* _What to do_: Your task is to tally the lines of the listing containing the word "made" and report the figure alone.

* _Entries provided_:
────────────────────

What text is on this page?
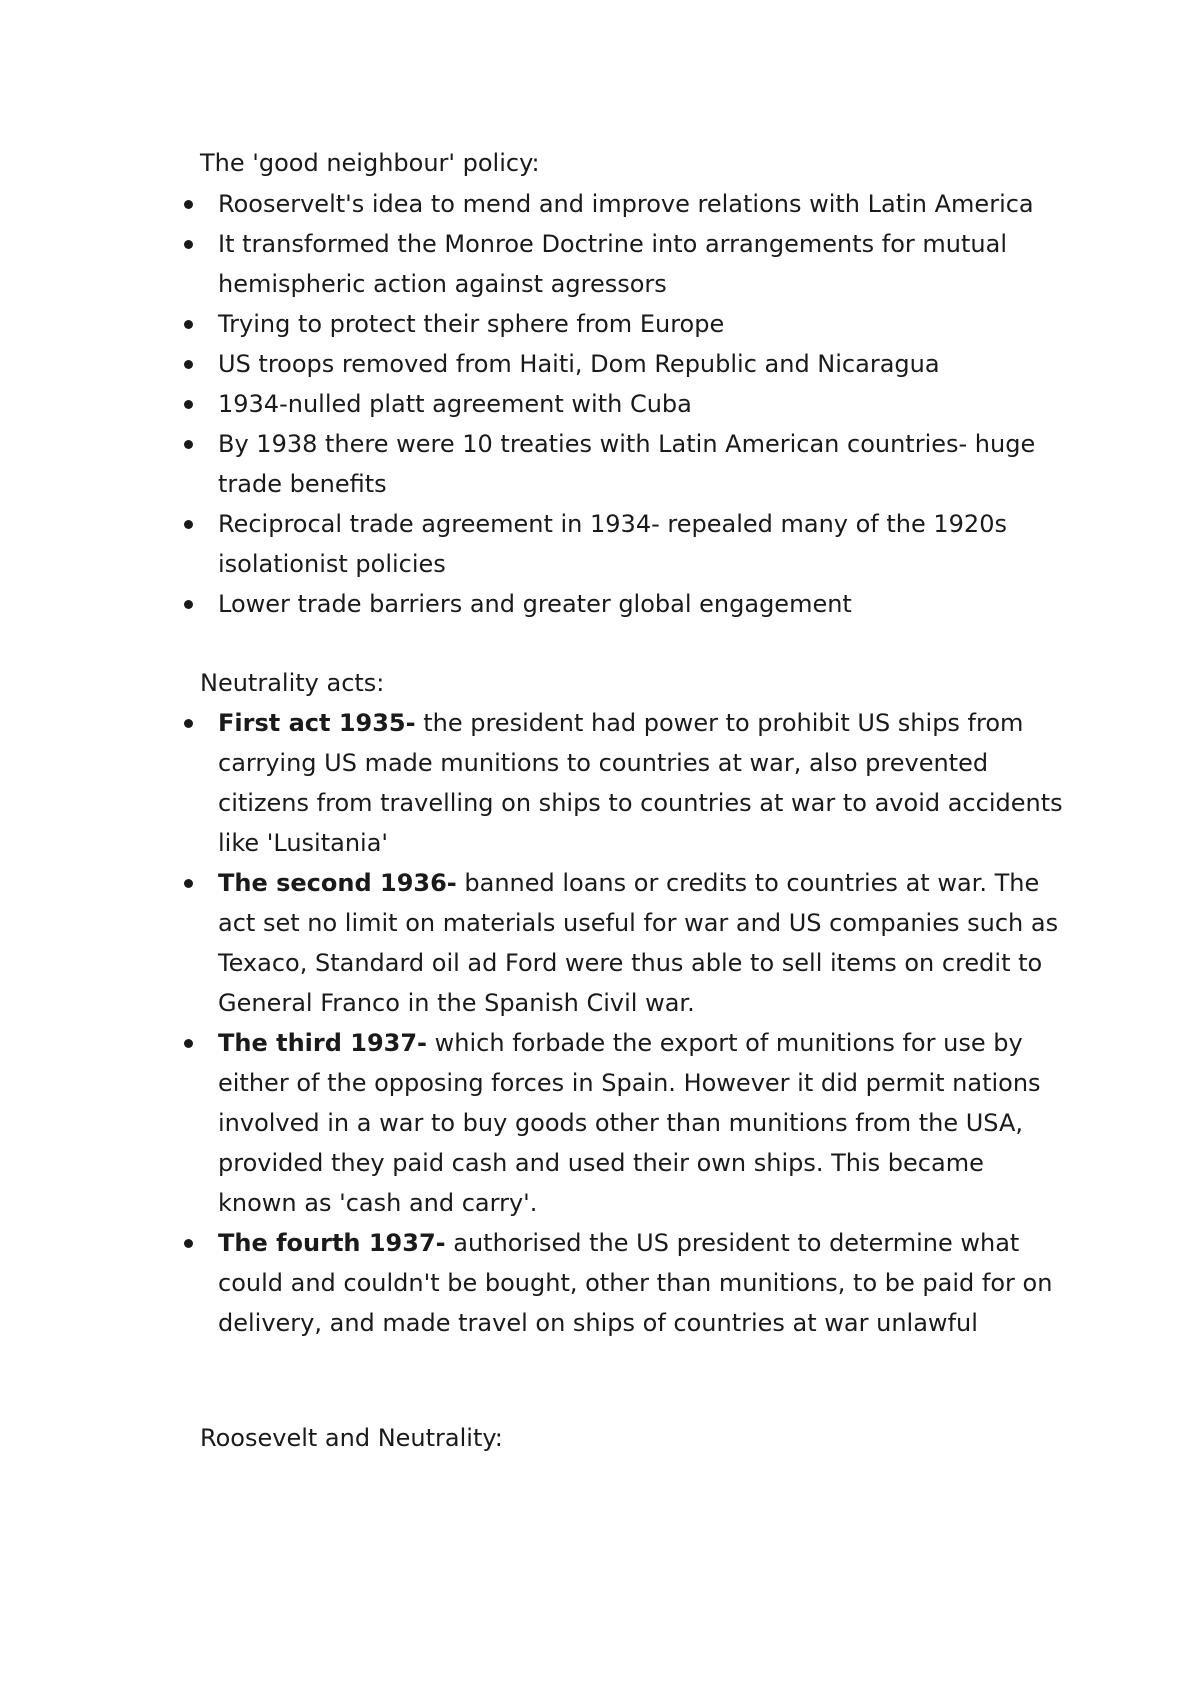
The 'good neighbour' policy:
Rooservelt's idea to mend and improve relations with Latin America
It transformed the Monroe Doctrine into arrangements for mutual hemispheric action against agressors
Trying to protect their sphere from Europe
US troops removed from Haiti, Dom Republic and Nicaragua
1934-nulled platt agreement with Cuba
By 1938 there were 10 treaties with Latin American countries- huge trade benefits
Reciprocal trade agreement in 1934- repealed many of the 1920s isolationist policies
Lower trade barriers and greater global engagement
Neutrality acts:
First act 1935- the president had power to prohibit US ships from carrying US made munitions to countries at war, also prevented citizens from travelling on ships to countries at war to avoid accidents like 'Lusitania'
The second 1936- banned loans or credits to countries at war. The act set no limit on materials useful for war and US companies such as Texaco, Standard oil ad Ford were thus able to sell items on credit to General Franco in the Spanish Civil war.
The third 1937- which forbade the export of munitions for use by either of the opposing forces in Spain. However it did permit nations involved in a war to buy goods other than munitions from the USA, provided they paid cash and used their own ships. This became known as 'cash and carry'.
The fourth 1937- authorised the US president to determine what could and couldn't be bought, other than munitions, to be paid for on delivery, and made travel on ships of countries at war unlawful
Roosevelt and Neutrality:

────────────────────

* _Correct answer_: 2